Given instruction. Extract the complete listing and output it unchanged.

##### Supplied material

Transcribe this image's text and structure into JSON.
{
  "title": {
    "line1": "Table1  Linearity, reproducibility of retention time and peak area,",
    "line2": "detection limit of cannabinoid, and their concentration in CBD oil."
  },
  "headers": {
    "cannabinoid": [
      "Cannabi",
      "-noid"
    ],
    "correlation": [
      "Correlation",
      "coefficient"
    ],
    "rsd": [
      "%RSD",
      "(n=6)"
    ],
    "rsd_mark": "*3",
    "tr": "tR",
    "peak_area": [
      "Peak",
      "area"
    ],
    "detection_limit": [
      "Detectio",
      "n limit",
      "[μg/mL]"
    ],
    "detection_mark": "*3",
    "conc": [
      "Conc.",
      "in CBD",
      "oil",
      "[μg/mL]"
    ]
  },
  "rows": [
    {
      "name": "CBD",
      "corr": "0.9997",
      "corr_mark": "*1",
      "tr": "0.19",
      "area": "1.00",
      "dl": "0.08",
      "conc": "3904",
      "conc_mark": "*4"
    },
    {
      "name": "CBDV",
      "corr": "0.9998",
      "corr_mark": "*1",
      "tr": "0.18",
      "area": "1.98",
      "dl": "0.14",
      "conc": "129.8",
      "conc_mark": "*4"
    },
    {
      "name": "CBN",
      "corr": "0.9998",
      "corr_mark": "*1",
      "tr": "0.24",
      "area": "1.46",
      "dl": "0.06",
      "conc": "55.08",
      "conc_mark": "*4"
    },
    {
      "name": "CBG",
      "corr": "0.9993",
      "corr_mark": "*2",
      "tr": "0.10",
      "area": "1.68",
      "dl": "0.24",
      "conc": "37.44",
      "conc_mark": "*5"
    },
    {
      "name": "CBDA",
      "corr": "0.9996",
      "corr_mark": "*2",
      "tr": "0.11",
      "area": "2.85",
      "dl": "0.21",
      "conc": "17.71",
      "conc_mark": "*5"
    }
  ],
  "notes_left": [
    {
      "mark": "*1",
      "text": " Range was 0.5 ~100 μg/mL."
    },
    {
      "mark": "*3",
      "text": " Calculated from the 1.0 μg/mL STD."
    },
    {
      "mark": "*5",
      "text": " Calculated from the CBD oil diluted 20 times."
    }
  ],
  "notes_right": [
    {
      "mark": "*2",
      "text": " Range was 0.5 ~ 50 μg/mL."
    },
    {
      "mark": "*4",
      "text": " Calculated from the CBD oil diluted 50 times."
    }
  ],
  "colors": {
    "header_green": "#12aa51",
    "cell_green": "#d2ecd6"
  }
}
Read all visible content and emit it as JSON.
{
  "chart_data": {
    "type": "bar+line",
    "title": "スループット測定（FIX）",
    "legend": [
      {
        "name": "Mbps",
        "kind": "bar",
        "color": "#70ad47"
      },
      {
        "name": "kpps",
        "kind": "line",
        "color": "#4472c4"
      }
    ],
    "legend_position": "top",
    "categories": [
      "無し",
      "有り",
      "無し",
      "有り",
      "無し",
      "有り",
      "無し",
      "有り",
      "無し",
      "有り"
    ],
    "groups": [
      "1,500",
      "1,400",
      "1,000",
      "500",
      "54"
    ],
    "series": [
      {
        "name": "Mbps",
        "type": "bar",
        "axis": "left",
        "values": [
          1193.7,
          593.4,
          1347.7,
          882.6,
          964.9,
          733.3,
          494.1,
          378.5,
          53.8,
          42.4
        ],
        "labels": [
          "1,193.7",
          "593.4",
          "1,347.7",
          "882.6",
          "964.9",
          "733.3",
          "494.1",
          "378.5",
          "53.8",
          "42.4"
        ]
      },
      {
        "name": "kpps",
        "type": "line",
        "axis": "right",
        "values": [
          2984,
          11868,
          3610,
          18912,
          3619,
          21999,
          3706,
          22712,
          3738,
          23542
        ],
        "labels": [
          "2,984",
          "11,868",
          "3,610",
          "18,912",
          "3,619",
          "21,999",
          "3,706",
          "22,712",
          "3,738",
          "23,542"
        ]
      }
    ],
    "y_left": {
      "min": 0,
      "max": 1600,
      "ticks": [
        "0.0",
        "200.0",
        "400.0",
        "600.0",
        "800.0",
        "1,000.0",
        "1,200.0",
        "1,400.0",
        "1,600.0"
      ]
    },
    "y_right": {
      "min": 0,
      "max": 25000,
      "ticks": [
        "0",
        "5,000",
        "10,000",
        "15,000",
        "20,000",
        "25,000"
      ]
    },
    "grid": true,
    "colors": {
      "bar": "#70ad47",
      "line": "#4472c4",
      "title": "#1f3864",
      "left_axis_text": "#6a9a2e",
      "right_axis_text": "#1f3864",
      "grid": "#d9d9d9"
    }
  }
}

##########

Final result.
Transcribe this image's text and structure into JSON.
{
  "title": {
    "line1": "Table1  Linearity, reproducibility of retention time and peak area,",
    "line2": "detection limit of cannabinoid, and their concentration in CBD oil."
  },
  "headers": {
    "cannabinoid": [
      "Cannabi",
      "-noid"
    ],
    "correlation": [
      "Correlation",
      "coefficient"
    ],
    "rsd": [
      "%RSD",
      "(n=6)"
    ],
    "rsd_mark": "*3",
    "tr": "tR",
    "peak_area": [
      "Peak",
      "area"
    ],
    "detection_limit": [
      "Detectio",
      "n limit",
      "[μg/mL]"
    ],
    "detection_mark": "*3",
    "conc": [
      "Conc.",
      "in CBD",
      "oil",
      "[μg/mL]"
    ]
  },
  "rows": [
    {
      "name": "CBD",
      "corr": "0.9997",
      "corr_mark": "*1",
      "tr": "0.19",
      "area": "1.00",
      "dl": "0.08",
      "conc": "3904",
      "conc_mark": "*4"
    },
    {
      "name": "CBDV",
      "corr": "0.9998",
      "corr_mark": "*1",
      "tr": "0.18",
      "area": "1.98",
      "dl": "0.14",
      "conc": "129.8",
      "conc_mark": "*4"
    },
    {
      "name": "CBN",
      "corr": "0.9998",
      "corr_mark": "*1",
      "tr": "0.24",
      "area": "1.46",
      "dl": "0.06",
      "conc": "55.08",
      "conc_mark": "*4"
    },
    {
      "name": "CBG",
      "corr": "0.9993",
      "corr_mark": "*2",
      "tr": "0.10",
      "area": "1.68",
      "dl": "0.24",
      "conc": "37.44",
      "conc_mark": "*5"
    },
    {
      "name": "CBDA",
      "corr": "0.9996",
      "corr_mark": "*2",
      "tr": "0.11",
      "area": "2.85",
      "dl": "0.21",
      "conc": "17.71",
      "conc_mark": "*5"
    }
  ],
  "notes_left": [
    {
      "mark": "*1",
      "text": " Range was 0.5 ~100 μg/mL."
    },
    {
      "mark": "*3",
      "text": " Calculated from the 1.0 μg/mL STD."
    },
    {
      "mark": "*5",
      "text": " Calculated from the CBD oil diluted 20 times."
    }
  ],
  "notes_right": [
    {
      "mark": "*2",
      "text": " Range was 0.5 ~ 50 μg/mL."
    },
    {
      "mark": "*4",
      "text": " Calculated from the CBD oil diluted 50 times."
    }
  ],
  "colors": {
    "header_green": "#12aa51",
    "cell_green": "#d2ecd6"
  }
}
Read all visible content and emit it as JSON.
{
  "chart_data": {
    "type": "bar+line",
    "title": "スループット測定（FIX）",
    "legend": [
      {
        "name": "Mbps",
        "kind": "bar",
        "color": "#70ad47"
      },
      {
        "name": "kpps",
        "kind": "line",
        "color": "#4472c4"
      }
    ],
    "legend_position": "top",
    "categories": [
      "無し",
      "有り",
      "無し",
      "有り",
      "無し",
      "有り",
      "無し",
      "有り",
      "無し",
      "有り"
    ],
    "groups": [
      "1,500",
      "1,400",
      "1,000",
      "500",
      "54"
    ],
    "series": [
      {
        "name": "Mbps",
        "type": "bar",
        "axis": "left",
        "values": [
          1193.7,
          593.4,
          1347.7,
          882.6,
          964.9,
          733.3,
          494.1,
          378.5,
          53.8,
          42.4
        ],
        "labels": [
          "1,193.7",
          "593.4",
          "1,347.7",
          "882.6",
          "964.9",
          "733.3",
          "494.1",
          "378.5",
          "53.8",
          "42.4"
        ]
      },
      {
        "name": "kpps",
        "type": "line",
        "axis": "right",
        "values": [
          2984,
          11868,
          3610,
          18912,
          3619,
          21999,
          3706,
          22712,
          3738,
          23542
        ],
        "labels": [
          "2,984",
          "11,868",
          "3,610",
          "18,912",
          "3,619",
          "21,999",
          "3,706",
          "22,712",
          "3,738",
          "23,542"
        ]
      }
    ],
    "y_left": {
      "min": 0,
      "max": 1600,
      "ticks": [
        "0.0",
        "200.0",
        "400.0",
        "600.0",
        "800.0",
        "1,000.0",
        "1,200.0",
        "1,400.0",
        "1,600.0"
      ]
    },
    "y_right": {
      "min": 0,
      "max": 25000,
      "ticks": [
        "0",
        "5,000",
        "10,000",
        "15,000",
        "20,000",
        "25,000"
      ]
    },
    "grid": true,
    "colors": {
      "bar": "#70ad47",
      "line": "#4472c4",
      "title": "#1f3864",
      "left_axis_text": "#6a9a2e",
      "right_axis_text": "#1f3864",
      "grid": "#d9d9d9"
    }
  }
}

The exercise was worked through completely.